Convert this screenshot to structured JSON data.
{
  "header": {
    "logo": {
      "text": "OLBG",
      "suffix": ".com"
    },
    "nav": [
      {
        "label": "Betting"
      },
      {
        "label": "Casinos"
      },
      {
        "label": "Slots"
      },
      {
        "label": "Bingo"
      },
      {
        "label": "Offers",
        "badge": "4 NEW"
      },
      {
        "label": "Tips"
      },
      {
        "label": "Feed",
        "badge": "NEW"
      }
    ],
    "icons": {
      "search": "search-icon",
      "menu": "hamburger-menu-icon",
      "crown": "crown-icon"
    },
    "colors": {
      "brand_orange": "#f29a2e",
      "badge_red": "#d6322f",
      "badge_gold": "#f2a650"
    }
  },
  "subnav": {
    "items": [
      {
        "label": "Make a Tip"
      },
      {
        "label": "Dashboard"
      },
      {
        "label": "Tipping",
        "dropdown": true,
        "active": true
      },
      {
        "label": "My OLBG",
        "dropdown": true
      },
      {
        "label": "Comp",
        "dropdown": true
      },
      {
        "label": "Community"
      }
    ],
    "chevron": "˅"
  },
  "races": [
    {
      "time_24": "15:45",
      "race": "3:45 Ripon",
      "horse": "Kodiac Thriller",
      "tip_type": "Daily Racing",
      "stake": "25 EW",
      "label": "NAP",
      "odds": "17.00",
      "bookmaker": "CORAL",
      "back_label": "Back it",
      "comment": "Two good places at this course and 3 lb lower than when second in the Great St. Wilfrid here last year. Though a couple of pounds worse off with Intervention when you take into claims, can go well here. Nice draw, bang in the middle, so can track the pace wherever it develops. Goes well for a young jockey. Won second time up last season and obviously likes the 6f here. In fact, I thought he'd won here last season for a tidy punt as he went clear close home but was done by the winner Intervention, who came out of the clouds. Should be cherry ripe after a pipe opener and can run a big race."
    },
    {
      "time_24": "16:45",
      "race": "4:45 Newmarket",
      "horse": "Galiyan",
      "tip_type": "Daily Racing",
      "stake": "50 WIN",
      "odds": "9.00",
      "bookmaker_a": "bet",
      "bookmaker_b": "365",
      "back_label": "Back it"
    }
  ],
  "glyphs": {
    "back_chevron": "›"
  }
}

:::::

**INSTRUCTION**
Output the lines above verbatim and in full.

**SOLUTION**
Convert this screenshot to structured JSON data.
{
  "header": {
    "logo": {
      "text": "OLBG",
      "suffix": ".com"
    },
    "nav": [
      {
        "label": "Betting"
      },
      {
        "label": "Casinos"
      },
      {
        "label": "Slots"
      },
      {
        "label": "Bingo"
      },
      {
        "label": "Offers",
        "badge": "4 NEW"
      },
      {
        "label": "Tips"
      },
      {
        "label": "Feed",
        "badge": "NEW"
      }
    ],
    "icons": {
      "search": "search-icon",
      "menu": "hamburger-menu-icon",
      "crown": "crown-icon"
    },
    "colors": {
      "brand_orange": "#f29a2e",
      "badge_red": "#d6322f",
      "badge_gold": "#f2a650"
    }
  },
  "subnav": {
    "items": [
      {
        "label": "Make a Tip"
      },
      {
        "label": "Dashboard"
      },
      {
        "label": "Tipping",
        "dropdown": true,
        "active": true
      },
      {
        "label": "My OLBG",
        "dropdown": true
      },
      {
        "label": "Comp",
        "dropdown": true
      },
      {
        "label": "Community"
      }
    ],
    "chevron": "˅"
  },
  "races": [
    {
      "time_24": "15:45",
      "race": "3:45 Ripon",
      "horse": "Kodiac Thriller",
      "tip_type": "Daily Racing",
      "stake": "25 EW",
      "label": "NAP",
      "odds": "17.00",
      "bookmaker": "CORAL",
      "back_label": "Back it",
      "comment": "Two good places at this course and 3 lb lower than when second in the Great St. Wilfrid here last year. Though a couple of pounds worse off with Intervention when you take into claims, can go well here. Nice draw, bang in the middle, so can track the pace wherever it develops. Goes well for a young jockey. Won second time up last season and obviously likes the 6f here. In fact, I thought he'd won here last season for a tidy punt as he went clear close home but was done by the winner Intervention, who came out of the clouds. Should be cherry ripe after a pipe opener and can run a big race."
    },
    {
      "time_24": "16:45",
      "race": "4:45 Newmarket",
      "horse": "Galiyan",
      "tip_type": "Daily Racing",
      "stake": "50 WIN",
      "odds": "9.00",
      "bookmaker_a": "bet",
      "bookmaker_b": "365",
      "back_label": "Back it"
    }
  ],
  "glyphs": {
    "back_chevron": "›"
  }
}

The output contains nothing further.